**Set exercise**
Word for word, repeat the entries, minus the pictures.

[Dataset records]
- - -

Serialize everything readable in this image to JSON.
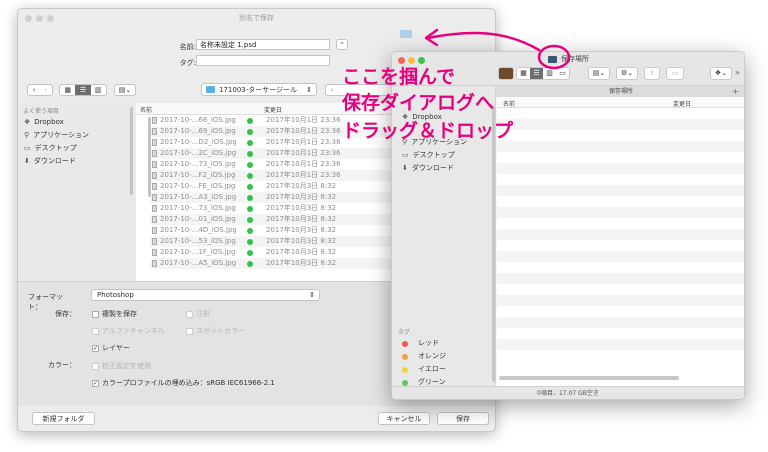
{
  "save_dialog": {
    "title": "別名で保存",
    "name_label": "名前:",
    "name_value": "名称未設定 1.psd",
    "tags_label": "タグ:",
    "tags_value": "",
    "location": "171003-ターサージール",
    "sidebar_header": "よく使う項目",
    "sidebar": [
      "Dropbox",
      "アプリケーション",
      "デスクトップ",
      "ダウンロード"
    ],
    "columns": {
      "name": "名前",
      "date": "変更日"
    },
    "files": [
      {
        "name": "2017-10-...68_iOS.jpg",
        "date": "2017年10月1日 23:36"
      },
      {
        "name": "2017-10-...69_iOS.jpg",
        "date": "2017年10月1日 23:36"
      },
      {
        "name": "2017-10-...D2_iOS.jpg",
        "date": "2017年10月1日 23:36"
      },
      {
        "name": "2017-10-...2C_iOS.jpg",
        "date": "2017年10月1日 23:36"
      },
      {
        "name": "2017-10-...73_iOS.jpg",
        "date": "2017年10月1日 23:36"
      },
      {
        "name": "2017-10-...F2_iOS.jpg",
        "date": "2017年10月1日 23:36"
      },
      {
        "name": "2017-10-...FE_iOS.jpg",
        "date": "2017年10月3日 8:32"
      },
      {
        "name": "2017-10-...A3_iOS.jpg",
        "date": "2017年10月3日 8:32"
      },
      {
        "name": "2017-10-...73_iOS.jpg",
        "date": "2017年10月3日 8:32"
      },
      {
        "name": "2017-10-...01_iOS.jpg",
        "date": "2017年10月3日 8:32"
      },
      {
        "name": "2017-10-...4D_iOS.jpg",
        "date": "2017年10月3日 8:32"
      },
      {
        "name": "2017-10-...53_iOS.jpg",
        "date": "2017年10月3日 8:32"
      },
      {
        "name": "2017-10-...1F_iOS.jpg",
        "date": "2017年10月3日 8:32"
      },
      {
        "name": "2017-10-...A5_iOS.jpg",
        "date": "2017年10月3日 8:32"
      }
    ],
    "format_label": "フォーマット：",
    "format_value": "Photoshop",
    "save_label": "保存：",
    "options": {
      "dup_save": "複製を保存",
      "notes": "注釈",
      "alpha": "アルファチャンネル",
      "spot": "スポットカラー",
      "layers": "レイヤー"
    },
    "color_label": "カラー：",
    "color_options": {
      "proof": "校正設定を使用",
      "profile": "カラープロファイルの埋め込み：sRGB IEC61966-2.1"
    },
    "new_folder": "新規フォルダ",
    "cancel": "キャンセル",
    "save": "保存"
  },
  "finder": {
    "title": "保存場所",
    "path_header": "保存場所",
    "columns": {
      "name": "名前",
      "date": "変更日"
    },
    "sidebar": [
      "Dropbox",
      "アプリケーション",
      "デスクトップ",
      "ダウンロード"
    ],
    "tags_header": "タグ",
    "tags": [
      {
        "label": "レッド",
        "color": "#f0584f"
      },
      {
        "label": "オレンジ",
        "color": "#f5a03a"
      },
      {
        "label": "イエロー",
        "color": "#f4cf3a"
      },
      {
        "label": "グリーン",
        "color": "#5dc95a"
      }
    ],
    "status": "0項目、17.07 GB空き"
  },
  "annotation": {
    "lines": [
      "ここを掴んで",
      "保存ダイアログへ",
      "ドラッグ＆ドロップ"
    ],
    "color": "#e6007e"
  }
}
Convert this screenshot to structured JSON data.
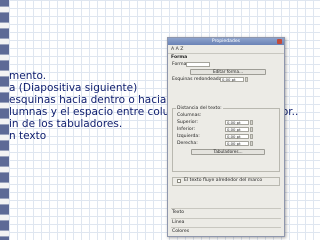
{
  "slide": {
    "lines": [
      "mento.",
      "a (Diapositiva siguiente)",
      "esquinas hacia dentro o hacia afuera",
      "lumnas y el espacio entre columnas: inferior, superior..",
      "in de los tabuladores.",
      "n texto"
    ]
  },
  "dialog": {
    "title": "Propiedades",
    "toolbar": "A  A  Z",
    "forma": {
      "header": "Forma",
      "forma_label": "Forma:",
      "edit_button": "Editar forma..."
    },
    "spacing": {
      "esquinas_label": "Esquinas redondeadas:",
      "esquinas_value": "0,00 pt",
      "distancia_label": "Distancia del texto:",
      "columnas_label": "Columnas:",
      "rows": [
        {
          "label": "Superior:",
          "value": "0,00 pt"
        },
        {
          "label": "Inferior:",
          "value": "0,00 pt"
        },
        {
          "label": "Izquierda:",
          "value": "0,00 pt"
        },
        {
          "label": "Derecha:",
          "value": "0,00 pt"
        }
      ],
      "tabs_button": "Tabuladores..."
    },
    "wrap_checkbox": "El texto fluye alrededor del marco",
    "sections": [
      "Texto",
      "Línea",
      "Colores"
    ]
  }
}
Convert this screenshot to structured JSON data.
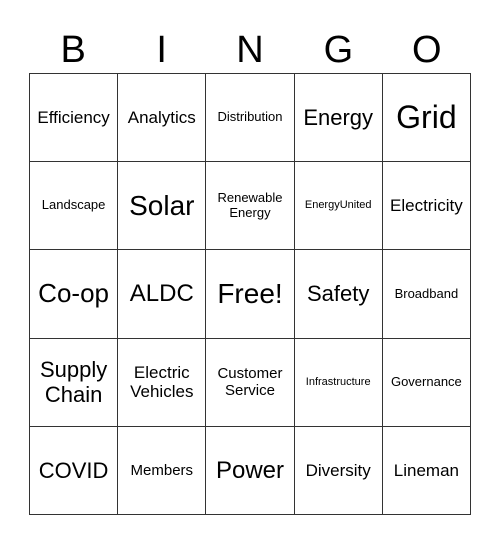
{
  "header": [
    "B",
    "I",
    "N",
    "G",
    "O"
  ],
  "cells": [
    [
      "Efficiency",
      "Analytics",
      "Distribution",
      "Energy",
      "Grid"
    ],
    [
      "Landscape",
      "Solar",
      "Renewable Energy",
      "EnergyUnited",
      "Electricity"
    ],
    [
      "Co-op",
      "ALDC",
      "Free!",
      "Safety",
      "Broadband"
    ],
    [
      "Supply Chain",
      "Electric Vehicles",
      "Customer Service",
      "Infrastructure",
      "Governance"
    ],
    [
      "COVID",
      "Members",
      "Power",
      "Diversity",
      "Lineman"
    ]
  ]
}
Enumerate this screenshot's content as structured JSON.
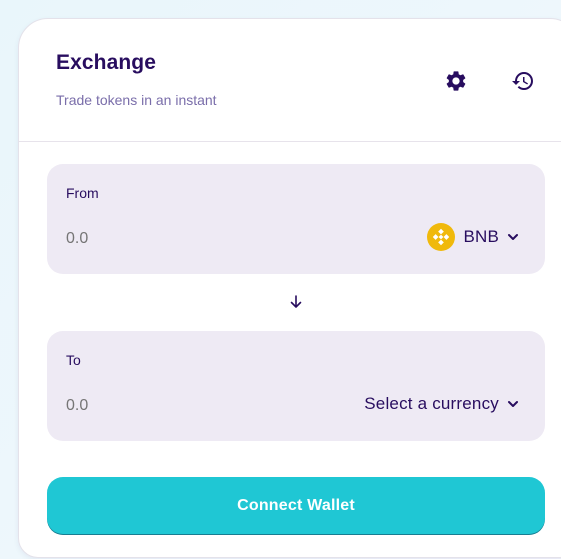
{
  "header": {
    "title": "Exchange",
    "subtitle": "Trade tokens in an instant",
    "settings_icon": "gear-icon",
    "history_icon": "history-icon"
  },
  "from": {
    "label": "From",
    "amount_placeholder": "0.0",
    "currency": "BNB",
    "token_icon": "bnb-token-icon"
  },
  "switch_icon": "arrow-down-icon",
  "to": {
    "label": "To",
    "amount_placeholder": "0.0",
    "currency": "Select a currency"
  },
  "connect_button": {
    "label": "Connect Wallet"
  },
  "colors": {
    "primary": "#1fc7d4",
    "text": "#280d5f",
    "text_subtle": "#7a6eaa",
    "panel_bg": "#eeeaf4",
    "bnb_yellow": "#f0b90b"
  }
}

- - -

**Complete answer**
Serialize everything readable in this image to JSON.
{
  "save_dialog": {
    "title": "別名で保存",
    "name_label": "名前:",
    "name_value": "名称未設定 1.psd",
    "tags_label": "タグ:",
    "tags_value": "",
    "location": "171003-ターサージール",
    "sidebar_header": "よく使う項目",
    "sidebar": [
      "Dropbox",
      "アプリケーション",
      "デスクトップ",
      "ダウンロード"
    ],
    "columns": {
      "name": "名前",
      "date": "変更日"
    },
    "files": [
      {
        "name": "2017-10-...68_iOS.jpg",
        "date": "2017年10月1日 23:36"
      },
      {
        "name": "2017-10-...69_iOS.jpg",
        "date": "2017年10月1日 23:36"
      },
      {
        "name": "2017-10-...D2_iOS.jpg",
        "date": "2017年10月1日 23:36"
      },
      {
        "name": "2017-10-...2C_iOS.jpg",
        "date": "2017年10月1日 23:36"
      },
      {
        "name": "2017-10-...73_iOS.jpg",
        "date": "2017年10月1日 23:36"
      },
      {
        "name": "2017-10-...F2_iOS.jpg",
        "date": "2017年10月1日 23:36"
      },
      {
        "name": "2017-10-...FE_iOS.jpg",
        "date": "2017年10月3日 8:32"
      },
      {
        "name": "2017-10-...A3_iOS.jpg",
        "date": "2017年10月3日 8:32"
      },
      {
        "name": "2017-10-...73_iOS.jpg",
        "date": "2017年10月3日 8:32"
      },
      {
        "name": "2017-10-...01_iOS.jpg",
        "date": "2017年10月3日 8:32"
      },
      {
        "name": "2017-10-...4D_iOS.jpg",
        "date": "2017年10月3日 8:32"
      },
      {
        "name": "2017-10-...53_iOS.jpg",
        "date": "2017年10月3日 8:32"
      },
      {
        "name": "2017-10-...1F_iOS.jpg",
        "date": "2017年10月3日 8:32"
      },
      {
        "name": "2017-10-...A5_iOS.jpg",
        "date": "2017年10月3日 8:32"
      }
    ],
    "format_label": "フォーマット：",
    "format_value": "Photoshop",
    "save_label": "保存：",
    "options": {
      "dup_save": "複製を保存",
      "notes": "注釈",
      "alpha": "アルファチャンネル",
      "spot": "スポットカラー",
      "layers": "レイヤー"
    },
    "color_label": "カラー：",
    "color_options": {
      "proof": "校正設定を使用",
      "profile": "カラープロファイルの埋め込み：sRGB IEC61966-2.1"
    },
    "new_folder": "新規フォルダ",
    "cancel": "キャンセル",
    "save": "保存"
  },
  "finder": {
    "title": "保存場所",
    "path_header": "保存場所",
    "columns": {
      "name": "名前",
      "date": "変更日"
    },
    "sidebar": [
      "Dropbox",
      "アプリケーション",
      "デスクトップ",
      "ダウンロード"
    ],
    "tags_header": "タグ",
    "tags": [
      {
        "label": "レッド",
        "color": "#f0584f"
      },
      {
        "label": "オレンジ",
        "color": "#f5a03a"
      },
      {
        "label": "イエロー",
        "color": "#f4cf3a"
      },
      {
        "label": "グリーン",
        "color": "#5dc95a"
      }
    ],
    "status": "0項目、17.07 GB空き"
  },
  "annotation": {
    "lines": [
      "ここを掴んで",
      "保存ダイアログへ",
      "ドラッグ＆ドロップ"
    ],
    "color": "#e6007e"
  }
}
Convert this screenshot to structured JSON data.
{
  "slide": {
    "lines": [
      "mento.",
      "a (Diapositiva siguiente)",
      "esquinas hacia dentro o hacia afuera",
      "lumnas y el espacio entre columnas: inferior, superior..",
      "in de los tabuladores.",
      "n texto"
    ]
  },
  "dialog": {
    "title": "Propiedades",
    "toolbar": "A  A  Z",
    "forma": {
      "header": "Forma",
      "forma_label": "Forma:",
      "edit_button": "Editar forma..."
    },
    "spacing": {
      "esquinas_label": "Esquinas redondeadas:",
      "esquinas_value": "0,00 pt",
      "distancia_label": "Distancia del texto:",
      "columnas_label": "Columnas:",
      "rows": [
        {
          "label": "Superior:",
          "value": "0,00 pt"
        },
        {
          "label": "Inferior:",
          "value": "0,00 pt"
        },
        {
          "label": "Izquierda:",
          "value": "0,00 pt"
        },
        {
          "label": "Derecha:",
          "value": "0,00 pt"
        }
      ],
      "tabs_button": "Tabuladores..."
    },
    "wrap_checkbox": "El texto fluye alrededor del marco",
    "sections": [
      "Texto",
      "Línea",
      "Colores"
    ]
  }
}
Convert this screenshot to structured JSON data.
{
  "header": [
    "B",
    "I",
    "N",
    "G",
    "O"
  ],
  "cells": [
    [
      "Efficiency",
      "Analytics",
      "Distribution",
      "Energy",
      "Grid"
    ],
    [
      "Landscape",
      "Solar",
      "Renewable Energy",
      "EnergyUnited",
      "Electricity"
    ],
    [
      "Co-op",
      "ALDC",
      "Free!",
      "Safety",
      "Broadband"
    ],
    [
      "Supply Chain",
      "Electric Vehicles",
      "Customer Service",
      "Infrastructure",
      "Governance"
    ],
    [
      "COVID",
      "Members",
      "Power",
      "Diversity",
      "Lineman"
    ]
  ]
}
Enumerate this screenshot's content as structured JSON.
{
  "header": {
    "title": "Exchange",
    "subtitle": "Trade tokens in an instant",
    "settings_icon": "gear-icon",
    "history_icon": "history-icon"
  },
  "from": {
    "label": "From",
    "amount_placeholder": "0.0",
    "currency": "BNB",
    "token_icon": "bnb-token-icon"
  },
  "switch_icon": "arrow-down-icon",
  "to": {
    "label": "To",
    "amount_placeholder": "0.0",
    "currency": "Select a currency"
  },
  "connect_button": {
    "label": "Connect Wallet"
  },
  "colors": {
    "primary": "#1fc7d4",
    "text": "#280d5f",
    "text_subtle": "#7a6eaa",
    "panel_bg": "#eeeaf4",
    "bnb_yellow": "#f0b90b"
  }
}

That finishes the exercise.